RECORDS SUPPLIED –
"""

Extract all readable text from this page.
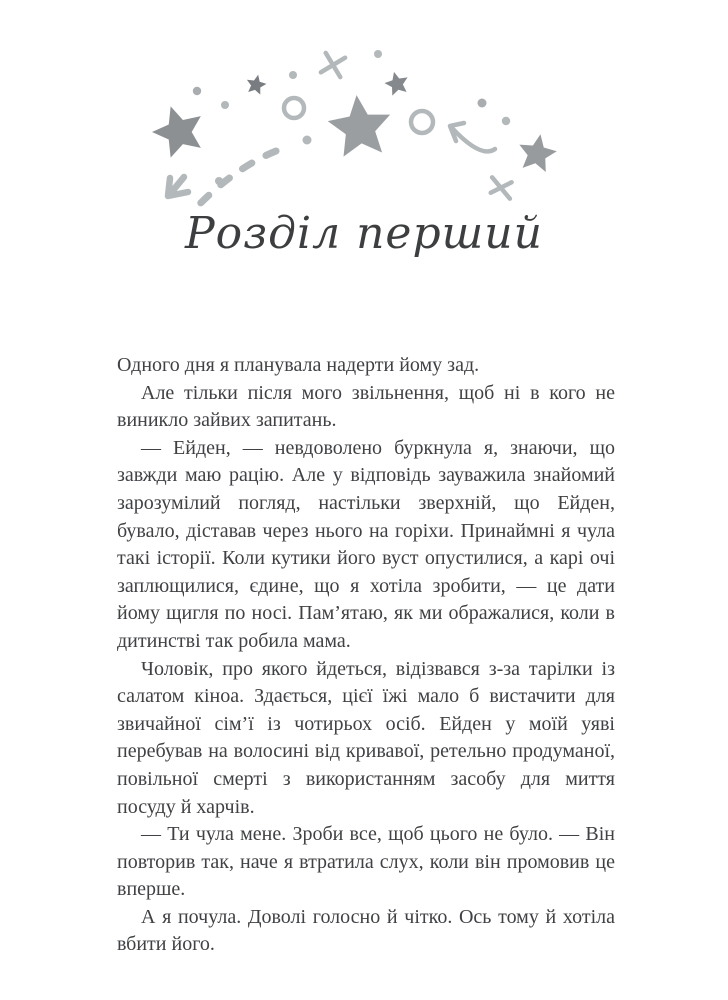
Розділ перший

Одного дня я планувала надерти йому зад.

Але тільки після мого звільнення, щоб ні в кого не виникло зайвих запитань.

— Ейден, — невдоволено буркнула я, знаючи, що завжди маю рацію. Але у відповідь зауважила знайомий зарозумілий погляд, настільки зверхній, що Ейден, бувало, діставав через нього на горіхи. Принаймні я чула такі історії. Коли кутики його вуст опустилися, а карі очі заплющилися, єдине, що я хотіла зробити, — це дати йому щигля по носі. Пам’ятаю, як ми ображалися, коли в дитинстві так робила мама.

Чоловік, про якого йдеться, відізвався з-за тарілки із салатом кіноа. Здається, цієї їжі мало б вистачити для звичайної сім’ї із чотирьох осіб. Ейден у моїй уяві перебував на волосині від кривавої, ретельно продуманої, повільної смерті з використанням засобу для миття посуду й харчів.

— Ти чула мене. Зроби все, щоб цього не було. — Він повторив так, наче я втратила слух, коли він промовив це вперше.

А я почула. Доволі голосно й чітко. Ось тому й хотіла вбити його.
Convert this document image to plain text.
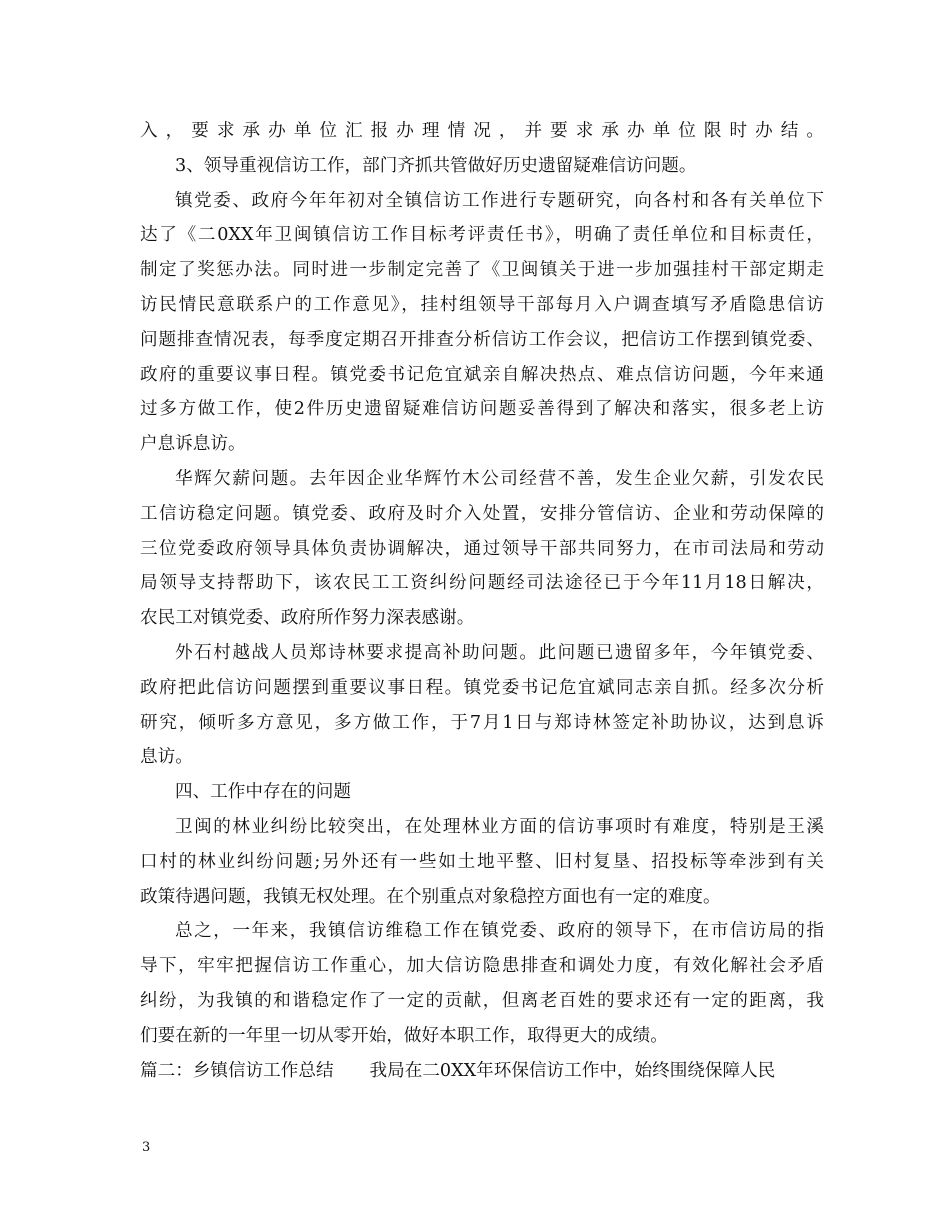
入，要求承办单位汇报办理情况，并要求承办单位限时办结。
3、领导重视信访工作，部门齐抓共管做好历史遗留疑难信访问题。
镇党委、政府今年年初对全镇信访工作进行专题研究，向各村和各有关单位下
达了《二0XX年卫闽镇信访工作目标考评责任书》，明确了责任单位和目标责任，
制定了奖惩办法。同时进一步制定完善了《卫闽镇关于进一步加强挂村干部定期走
访民情民意联系户的工作意见》，挂村组领导干部每月入户调查填写矛盾隐患信访
问题排查情况表，每季度定期召开排查分析信访工作会议，把信访工作摆到镇党委、
政府的重要议事日程。镇党委书记危宜斌亲自解决热点、难点信访问题，今年来通
过多方做工作，使2件历史遗留疑难信访问题妥善得到了解决和落实，很多老上访
户息诉息访。
华辉欠薪问题。去年因企业华辉竹木公司经营不善，发生企业欠薪，引发农民
工信访稳定问题。镇党委、政府及时介入处置，安排分管信访、企业和劳动保障的
三位党委政府领导具体负责协调解决，通过领导干部共同努力，在市司法局和劳动
局领导支持帮助下，该农民工工资纠纷问题经司法途径已于今年11月18日解决，
农民工对镇党委、政府所作努力深表感谢。
外石村越战人员郑诗林要求提高补助问题。此问题已遗留多年，今年镇党委、
政府把此信访问题摆到重要议事日程。镇党委书记危宜斌同志亲自抓。经多次分析
研究，倾听多方意见，多方做工作，于7月1日与郑诗林签定补助协议，达到息诉
息访。
四、工作中存在的问题
卫闽的林业纠纷比较突出，在处理林业方面的信访事项时有难度，特别是王溪
口村的林业纠纷问题;另外还有一些如土地平整、旧村复垦、招投标等牵涉到有关
政策待遇问题，我镇无权处理。在个别重点对象稳控方面也有一定的难度。
总之，一年来，我镇信访维稳工作在镇党委、政府的领导下，在市信访局的指
导下，牢牢把握信访工作重心，加大信访隐患排查和调处力度，有效化解社会矛盾
纠纷，为我镇的和谐稳定作了一定的贡献，但离老百姓的要求还有一定的距离，我
们要在新的一年里一切从零开始，做好本职工作，取得更大的成绩。
篇二：乡镇信访工作总结 我局在二0XX年环保信访工作中，始终围绕保障人民
3
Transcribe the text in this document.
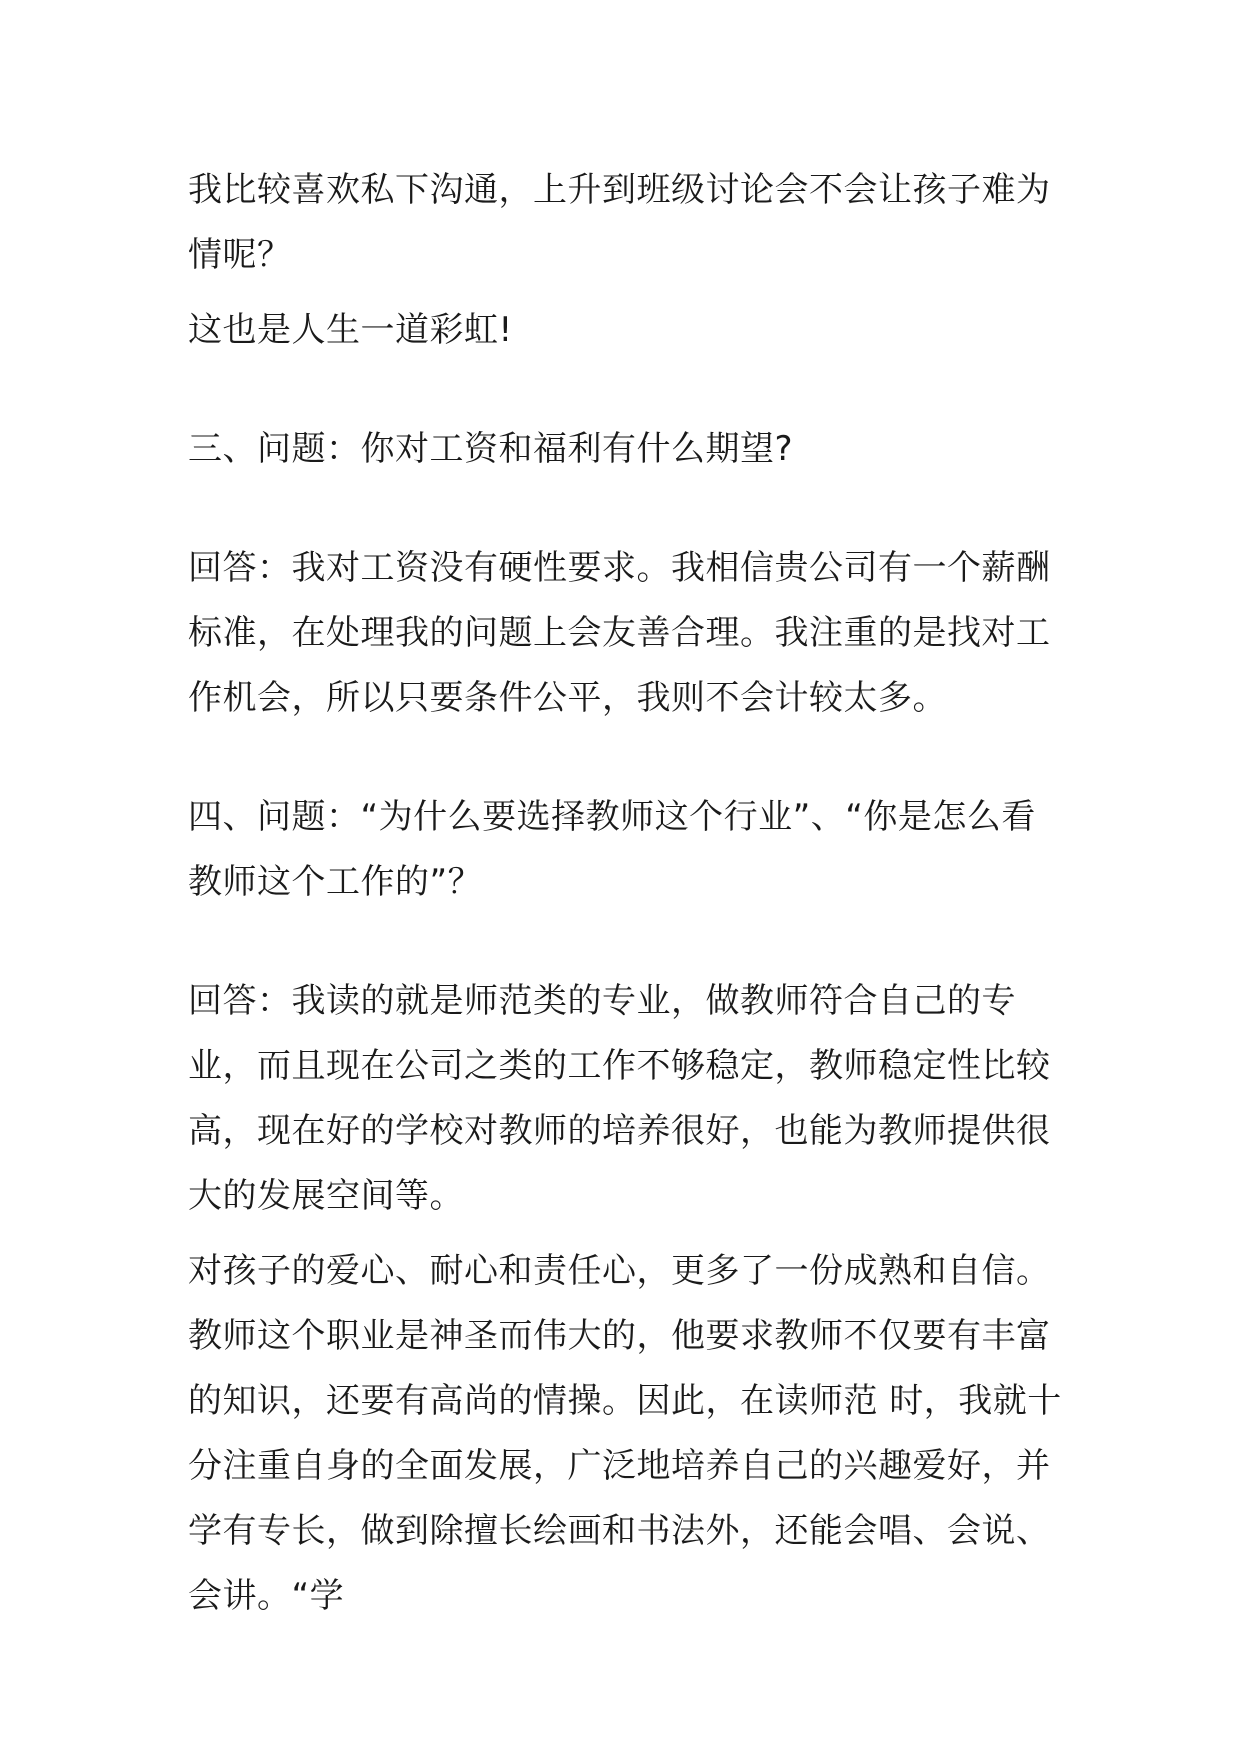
我比较喜欢私下沟通，上升到班级讨论会不会让孩子难为情呢？

这也是人生一道彩虹!

三、问题：你对工资和福利有什么期望?

回答：我对工资没有硬性要求。我相信贵公司有一个薪酬标准，在处理我的问题上会友善合理。我注重的是找对工作机会，所以只要条件公平，我则不会计较太多。

四、问题：“为什么要选择教师这个行业”、“你是怎么看教师这个工作的”？

回答：我读的就是师范类的专业，做教师符合自己的专业，而且现在公司之类的工作不够稳定，教师稳定性比较高，现在好的学校对教师的培养很好，也能为教师提供很大的发展空间等。

对孩子的爱心、耐心和责任心，更多了一份成熟和自信。教师这个职业是神圣而伟大的，他要求教师不仅要有丰富的知识，还要有高尚的情操。因此，在读师范 时，我就十分注重自身的全面发展，广泛地培养自己的兴趣爱好，并学有专长，做到除擅长绘画和书法外，还能会唱、会说、会讲。“学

"""

Gather all lines of the records that include the word "this".

RESPONSE TO THE TASK –
Extract all readable text from this page.
Convert this document image to plain text.
Transcribe the text in this document.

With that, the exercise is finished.